> [WHAT YOU WILL DO] Print every record below exactly as written.

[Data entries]
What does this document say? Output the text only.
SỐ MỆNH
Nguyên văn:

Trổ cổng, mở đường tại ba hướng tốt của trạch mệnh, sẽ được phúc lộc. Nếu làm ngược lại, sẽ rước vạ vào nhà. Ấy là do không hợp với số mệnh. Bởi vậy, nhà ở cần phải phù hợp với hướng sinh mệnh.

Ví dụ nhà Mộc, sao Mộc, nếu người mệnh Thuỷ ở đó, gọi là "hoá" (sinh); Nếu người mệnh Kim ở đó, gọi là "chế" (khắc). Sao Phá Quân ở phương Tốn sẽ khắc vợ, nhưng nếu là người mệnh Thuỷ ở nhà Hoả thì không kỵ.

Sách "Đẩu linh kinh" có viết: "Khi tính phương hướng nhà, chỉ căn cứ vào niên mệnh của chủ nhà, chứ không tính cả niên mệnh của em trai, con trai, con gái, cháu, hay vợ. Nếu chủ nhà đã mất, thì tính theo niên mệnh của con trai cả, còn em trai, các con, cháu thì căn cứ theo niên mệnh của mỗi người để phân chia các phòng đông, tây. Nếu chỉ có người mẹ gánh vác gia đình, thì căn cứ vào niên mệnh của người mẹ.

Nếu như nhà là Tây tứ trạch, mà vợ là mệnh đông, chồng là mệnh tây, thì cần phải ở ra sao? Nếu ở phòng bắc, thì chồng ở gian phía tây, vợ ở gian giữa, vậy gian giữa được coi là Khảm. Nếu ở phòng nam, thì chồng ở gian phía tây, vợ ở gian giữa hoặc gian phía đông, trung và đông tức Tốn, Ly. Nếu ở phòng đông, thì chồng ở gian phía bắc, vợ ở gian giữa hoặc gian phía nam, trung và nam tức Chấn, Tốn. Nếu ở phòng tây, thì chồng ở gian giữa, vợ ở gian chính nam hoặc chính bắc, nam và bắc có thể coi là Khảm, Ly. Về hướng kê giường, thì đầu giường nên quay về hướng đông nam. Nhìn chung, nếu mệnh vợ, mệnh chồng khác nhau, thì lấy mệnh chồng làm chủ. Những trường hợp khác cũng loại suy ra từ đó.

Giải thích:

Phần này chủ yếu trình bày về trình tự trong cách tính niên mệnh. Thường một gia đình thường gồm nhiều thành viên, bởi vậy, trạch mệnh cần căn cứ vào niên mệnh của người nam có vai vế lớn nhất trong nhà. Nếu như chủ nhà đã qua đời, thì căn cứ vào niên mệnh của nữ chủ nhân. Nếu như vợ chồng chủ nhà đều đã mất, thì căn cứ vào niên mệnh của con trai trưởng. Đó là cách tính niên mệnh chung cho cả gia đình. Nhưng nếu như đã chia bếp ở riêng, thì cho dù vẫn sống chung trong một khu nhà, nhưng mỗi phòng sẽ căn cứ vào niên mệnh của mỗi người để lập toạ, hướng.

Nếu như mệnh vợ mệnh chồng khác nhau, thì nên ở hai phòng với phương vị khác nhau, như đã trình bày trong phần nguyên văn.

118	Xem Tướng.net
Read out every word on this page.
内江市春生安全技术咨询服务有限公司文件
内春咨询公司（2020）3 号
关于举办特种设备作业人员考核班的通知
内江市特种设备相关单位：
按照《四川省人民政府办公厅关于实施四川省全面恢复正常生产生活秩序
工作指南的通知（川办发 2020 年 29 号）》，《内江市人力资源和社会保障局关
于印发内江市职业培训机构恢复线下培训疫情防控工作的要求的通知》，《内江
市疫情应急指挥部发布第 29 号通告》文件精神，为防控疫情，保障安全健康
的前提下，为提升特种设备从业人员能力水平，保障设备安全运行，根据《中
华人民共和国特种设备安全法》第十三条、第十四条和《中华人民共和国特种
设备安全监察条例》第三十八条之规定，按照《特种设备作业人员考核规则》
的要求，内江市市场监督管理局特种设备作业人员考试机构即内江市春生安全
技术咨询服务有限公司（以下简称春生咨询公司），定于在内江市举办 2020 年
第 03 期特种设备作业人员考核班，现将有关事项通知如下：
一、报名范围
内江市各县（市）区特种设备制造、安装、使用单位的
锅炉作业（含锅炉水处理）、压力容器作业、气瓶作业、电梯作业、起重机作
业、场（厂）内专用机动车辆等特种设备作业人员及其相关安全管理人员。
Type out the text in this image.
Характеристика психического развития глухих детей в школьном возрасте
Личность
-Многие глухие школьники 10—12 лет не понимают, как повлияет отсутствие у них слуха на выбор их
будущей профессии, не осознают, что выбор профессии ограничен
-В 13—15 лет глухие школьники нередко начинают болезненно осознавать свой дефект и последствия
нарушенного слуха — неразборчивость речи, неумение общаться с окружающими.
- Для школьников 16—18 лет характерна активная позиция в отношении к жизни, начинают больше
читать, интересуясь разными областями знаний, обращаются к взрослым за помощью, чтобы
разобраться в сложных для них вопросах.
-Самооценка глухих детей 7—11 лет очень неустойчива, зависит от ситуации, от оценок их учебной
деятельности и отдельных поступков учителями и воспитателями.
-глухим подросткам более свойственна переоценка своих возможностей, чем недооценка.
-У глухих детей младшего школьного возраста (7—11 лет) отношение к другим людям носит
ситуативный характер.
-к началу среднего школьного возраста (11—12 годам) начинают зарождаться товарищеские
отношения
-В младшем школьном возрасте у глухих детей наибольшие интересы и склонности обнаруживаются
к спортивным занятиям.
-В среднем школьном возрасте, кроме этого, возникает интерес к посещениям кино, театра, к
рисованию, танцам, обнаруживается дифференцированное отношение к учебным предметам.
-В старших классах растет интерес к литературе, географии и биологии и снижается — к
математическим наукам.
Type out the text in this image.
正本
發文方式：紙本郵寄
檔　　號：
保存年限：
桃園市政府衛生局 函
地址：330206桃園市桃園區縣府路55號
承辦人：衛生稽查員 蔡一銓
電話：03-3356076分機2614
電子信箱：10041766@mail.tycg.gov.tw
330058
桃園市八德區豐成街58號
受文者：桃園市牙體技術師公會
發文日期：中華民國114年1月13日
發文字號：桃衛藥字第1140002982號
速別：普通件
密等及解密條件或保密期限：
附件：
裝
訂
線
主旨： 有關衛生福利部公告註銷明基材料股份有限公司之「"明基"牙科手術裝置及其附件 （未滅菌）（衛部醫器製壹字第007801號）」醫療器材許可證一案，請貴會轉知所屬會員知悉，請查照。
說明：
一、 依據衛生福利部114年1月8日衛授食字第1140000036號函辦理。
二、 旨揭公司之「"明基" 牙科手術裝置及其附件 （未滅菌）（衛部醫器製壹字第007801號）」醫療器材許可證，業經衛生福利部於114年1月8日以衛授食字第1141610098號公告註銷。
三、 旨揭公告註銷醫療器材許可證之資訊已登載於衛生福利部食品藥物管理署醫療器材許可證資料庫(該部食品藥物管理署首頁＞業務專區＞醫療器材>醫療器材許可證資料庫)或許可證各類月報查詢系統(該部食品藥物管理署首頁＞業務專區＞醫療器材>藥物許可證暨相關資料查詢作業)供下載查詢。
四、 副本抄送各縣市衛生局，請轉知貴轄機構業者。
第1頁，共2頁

> [EXERCISE ANSWER]
What does this document say? Output the text only.
SỐ MỆNH
Nguyên văn:

Trổ cổng, mở đường tại ba hướng tốt của trạch mệnh, sẽ được phúc lộc. Nếu làm ngược lại, sẽ rước vạ vào nhà. Ấy là do không hợp với số mệnh. Bởi vậy, nhà ở cần phải phù hợp với hướng sinh mệnh.

Ví dụ nhà Mộc, sao Mộc, nếu người mệnh Thuỷ ở đó, gọi là "hoá" (sinh); Nếu người mệnh Kim ở đó, gọi là "chế" (khắc). Sao Phá Quân ở phương Tốn sẽ khắc vợ, nhưng nếu là người mệnh Thuỷ ở nhà Hoả thì không kỵ.

Sách "Đẩu linh kinh" có viết: "Khi tính phương hướng nhà, chỉ căn cứ vào niên mệnh của chủ nhà, chứ không tính cả niên mệnh của em trai, con trai, con gái, cháu, hay vợ. Nếu chủ nhà đã mất, thì tính theo niên mệnh của con trai cả, còn em trai, các con, cháu thì căn cứ theo niên mệnh của mỗi người để phân chia các phòng đông, tây. Nếu chỉ có người mẹ gánh vác gia đình, thì căn cứ vào niên mệnh của người mẹ.

Nếu như nhà là Tây tứ trạch, mà vợ là mệnh đông, chồng là mệnh tây, thì cần phải ở ra sao? Nếu ở phòng bắc, thì chồng ở gian phía tây, vợ ở gian giữa, vậy gian giữa được coi là Khảm. Nếu ở phòng nam, thì chồng ở gian phía tây, vợ ở gian giữa hoặc gian phía đông, trung và đông tức Tốn, Ly. Nếu ở phòng đông, thì chồng ở gian phía bắc, vợ ở gian giữa hoặc gian phía nam, trung và nam tức Chấn, Tốn. Nếu ở phòng tây, thì chồng ở gian giữa, vợ ở gian chính nam hoặc chính bắc, nam và bắc có thể coi là Khảm, Ly. Về hướng kê giường, thì đầu giường nên quay về hướng đông nam. Nhìn chung, nếu mệnh vợ, mệnh chồng khác nhau, thì lấy mệnh chồng làm chủ. Những trường hợp khác cũng loại suy ra từ đó.

Giải thích:

Phần này chủ yếu trình bày về trình tự trong cách tính niên mệnh. Thường một gia đình thường gồm nhiều thành viên, bởi vậy, trạch mệnh cần căn cứ vào niên mệnh của người nam có vai vế lớn nhất trong nhà. Nếu như chủ nhà đã qua đời, thì căn cứ vào niên mệnh của nữ chủ nhân. Nếu như vợ chồng chủ nhà đều đã mất, thì căn cứ vào niên mệnh của con trai trưởng. Đó là cách tính niên mệnh chung cho cả gia đình. Nhưng nếu như đã chia bếp ở riêng, thì cho dù vẫn sống chung trong một khu nhà, nhưng mỗi phòng sẽ căn cứ vào niên mệnh của mỗi người để lập toạ, hướng.

Nếu như mệnh vợ mệnh chồng khác nhau, thì nên ở hai phòng với phương vị khác nhau, như đã trình bày trong phần nguyên văn.

118	Xem Tướng.net
Read out every word on this page.
内江市春生安全技术咨询服务有限公司文件
内春咨询公司（2020）3 号
关于举办特种设备作业人员考核班的通知
内江市特种设备相关单位：
按照《四川省人民政府办公厅关于实施四川省全面恢复正常生产生活秩序
工作指南的通知（川办发 2020 年 29 号）》，《内江市人力资源和社会保障局关
于印发内江市职业培训机构恢复线下培训疫情防控工作的要求的通知》，《内江
市疫情应急指挥部发布第 29 号通告》文件精神，为防控疫情，保障安全健康
的前提下，为提升特种设备从业人员能力水平，保障设备安全运行，根据《中
华人民共和国特种设备安全法》第十三条、第十四条和《中华人民共和国特种
设备安全监察条例》第三十八条之规定，按照《特种设备作业人员考核规则》
的要求，内江市市场监督管理局特种设备作业人员考试机构即内江市春生安全
技术咨询服务有限公司（以下简称春生咨询公司），定于在内江市举办 2020 年
第 03 期特种设备作业人员考核班，现将有关事项通知如下：
一、报名范围
内江市各县（市）区特种设备制造、安装、使用单位的
锅炉作业（含锅炉水处理）、压力容器作业、气瓶作业、电梯作业、起重机作
业、场（厂）内专用机动车辆等特种设备作业人员及其相关安全管理人员。
Type out the text in this image.
Характеристика психического развития глухих детей в школьном возрасте
Личность
-Многие глухие школьники 10—12 лет не понимают, как повлияет отсутствие у них слуха на выбор их
будущей профессии, не осознают, что выбор профессии ограничен
-В 13—15 лет глухие школьники нередко начинают болезненно осознавать свой дефект и последствия
нарушенного слуха — неразборчивость речи, неумение общаться с окружающими.
- Для школьников 16—18 лет характерна активная позиция в отношении к жизни, начинают больше
читать, интересуясь разными областями знаний, обращаются к взрослым за помощью, чтобы
разобраться в сложных для них вопросах.
-Самооценка глухих детей 7—11 лет очень неустойчива, зависит от ситуации, от оценок их учебной
деятельности и отдельных поступков учителями и воспитателями.
-глухим подросткам более свойственна переоценка своих возможностей, чем недооценка.
-У глухих детей младшего школьного возраста (7—11 лет) отношение к другим людям носит
ситуативный характер.
-к началу среднего школьного возраста (11—12 годам) начинают зарождаться товарищеские
отношения
-В младшем школьном возрасте у глухих детей наибольшие интересы и склонности обнаруживаются
к спортивным занятиям.
-В среднем школьном возрасте, кроме этого, возникает интерес к посещениям кино, театра, к
рисованию, танцам, обнаруживается дифференцированное отношение к учебным предметам.
-В старших классах растет интерес к литературе, географии и биологии и снижается — к
математическим наукам.
Type out the text in this image.
正本
發文方式：紙本郵寄
檔　　號：
保存年限：
桃園市政府衛生局 函
地址：330206桃園市桃園區縣府路55號
承辦人：衛生稽查員 蔡一銓
電話：03-3356076分機2614
電子信箱：10041766@mail.tycg.gov.tw
330058
桃園市八德區豐成街58號
受文者：桃園市牙體技術師公會
發文日期：中華民國114年1月13日
發文字號：桃衛藥字第1140002982號
速別：普通件
密等及解密條件或保密期限：
附件：
裝
訂
線
主旨： 有關衛生福利部公告註銷明基材料股份有限公司之「"明基"牙科手術裝置及其附件 （未滅菌）（衛部醫器製壹字第007801號）」醫療器材許可證一案，請貴會轉知所屬會員知悉，請查照。
說明：
一、 依據衛生福利部114年1月8日衛授食字第1140000036號函辦理。
二、 旨揭公司之「"明基" 牙科手術裝置及其附件 （未滅菌）（衛部醫器製壹字第007801號）」醫療器材許可證，業經衛生福利部於114年1月8日以衛授食字第1141610098號公告註銷。
三、 旨揭公告註銷醫療器材許可證之資訊已登載於衛生福利部食品藥物管理署醫療器材許可證資料庫(該部食品藥物管理署首頁＞業務專區＞醫療器材>醫療器材許可證資料庫)或許可證各類月報查詢系統(該部食品藥物管理署首頁＞業務專區＞醫療器材>藥物許可證暨相關資料查詢作業)供下載查詢。
四、 副本抄送各縣市衛生局，請轉知貴轄機構業者。
第1頁，共2頁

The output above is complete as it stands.